#### SET TASK:
Look through the listing for the word "Stoiker". Copy each line that has it.

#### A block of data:
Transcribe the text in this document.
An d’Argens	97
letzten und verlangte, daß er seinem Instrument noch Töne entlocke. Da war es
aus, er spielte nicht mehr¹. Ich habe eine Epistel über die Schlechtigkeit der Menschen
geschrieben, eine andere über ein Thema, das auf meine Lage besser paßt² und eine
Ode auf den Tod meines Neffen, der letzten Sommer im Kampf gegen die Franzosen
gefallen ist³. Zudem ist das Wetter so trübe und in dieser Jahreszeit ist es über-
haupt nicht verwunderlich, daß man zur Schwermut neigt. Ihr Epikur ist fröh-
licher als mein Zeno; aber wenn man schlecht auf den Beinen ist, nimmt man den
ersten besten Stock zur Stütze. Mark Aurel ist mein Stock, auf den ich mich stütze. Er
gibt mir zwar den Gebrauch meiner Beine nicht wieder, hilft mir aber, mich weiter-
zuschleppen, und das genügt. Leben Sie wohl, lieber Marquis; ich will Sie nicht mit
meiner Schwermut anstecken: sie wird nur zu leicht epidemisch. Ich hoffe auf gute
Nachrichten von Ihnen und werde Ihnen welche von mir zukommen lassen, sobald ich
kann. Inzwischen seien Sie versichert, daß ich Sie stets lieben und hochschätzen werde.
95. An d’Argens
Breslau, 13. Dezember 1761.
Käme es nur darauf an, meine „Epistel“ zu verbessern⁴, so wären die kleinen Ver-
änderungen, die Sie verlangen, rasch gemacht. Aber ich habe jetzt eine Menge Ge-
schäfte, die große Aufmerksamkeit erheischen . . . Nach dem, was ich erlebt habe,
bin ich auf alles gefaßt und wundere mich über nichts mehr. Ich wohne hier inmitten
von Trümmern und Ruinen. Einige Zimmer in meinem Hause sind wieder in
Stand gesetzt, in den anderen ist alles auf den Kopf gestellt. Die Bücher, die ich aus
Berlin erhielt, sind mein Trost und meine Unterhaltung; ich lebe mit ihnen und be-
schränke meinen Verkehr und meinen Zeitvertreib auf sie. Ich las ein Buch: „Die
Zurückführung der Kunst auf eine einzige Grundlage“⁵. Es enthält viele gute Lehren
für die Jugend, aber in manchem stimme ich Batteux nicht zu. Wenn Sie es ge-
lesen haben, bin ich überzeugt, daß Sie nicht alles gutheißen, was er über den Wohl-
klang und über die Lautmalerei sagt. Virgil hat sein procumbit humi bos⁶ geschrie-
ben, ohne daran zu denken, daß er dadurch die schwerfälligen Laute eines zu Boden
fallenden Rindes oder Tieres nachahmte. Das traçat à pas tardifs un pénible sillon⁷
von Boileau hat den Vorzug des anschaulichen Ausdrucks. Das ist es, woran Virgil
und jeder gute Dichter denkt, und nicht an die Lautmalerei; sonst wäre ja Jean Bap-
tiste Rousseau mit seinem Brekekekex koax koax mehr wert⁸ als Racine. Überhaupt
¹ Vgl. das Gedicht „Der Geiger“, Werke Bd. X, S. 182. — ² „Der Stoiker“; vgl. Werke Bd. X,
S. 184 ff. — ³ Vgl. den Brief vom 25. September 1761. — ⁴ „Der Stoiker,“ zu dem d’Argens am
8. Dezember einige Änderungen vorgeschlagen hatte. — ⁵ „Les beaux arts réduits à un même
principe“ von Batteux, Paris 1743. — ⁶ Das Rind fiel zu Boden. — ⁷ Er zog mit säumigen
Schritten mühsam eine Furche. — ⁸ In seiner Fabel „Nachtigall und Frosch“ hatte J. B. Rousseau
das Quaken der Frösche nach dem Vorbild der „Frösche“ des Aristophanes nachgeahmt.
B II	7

#### RESPONSE:
¹ Vgl. das Gedicht „Der Geiger“, Werke Bd. X, S. 182. — ² „Der Stoiker“; vgl. Werke Bd. X,
S. 184 ff. — ³ Vgl. den Brief vom 25. September 1761. — ⁴ „Der Stoiker,“ zu dem d’Argens am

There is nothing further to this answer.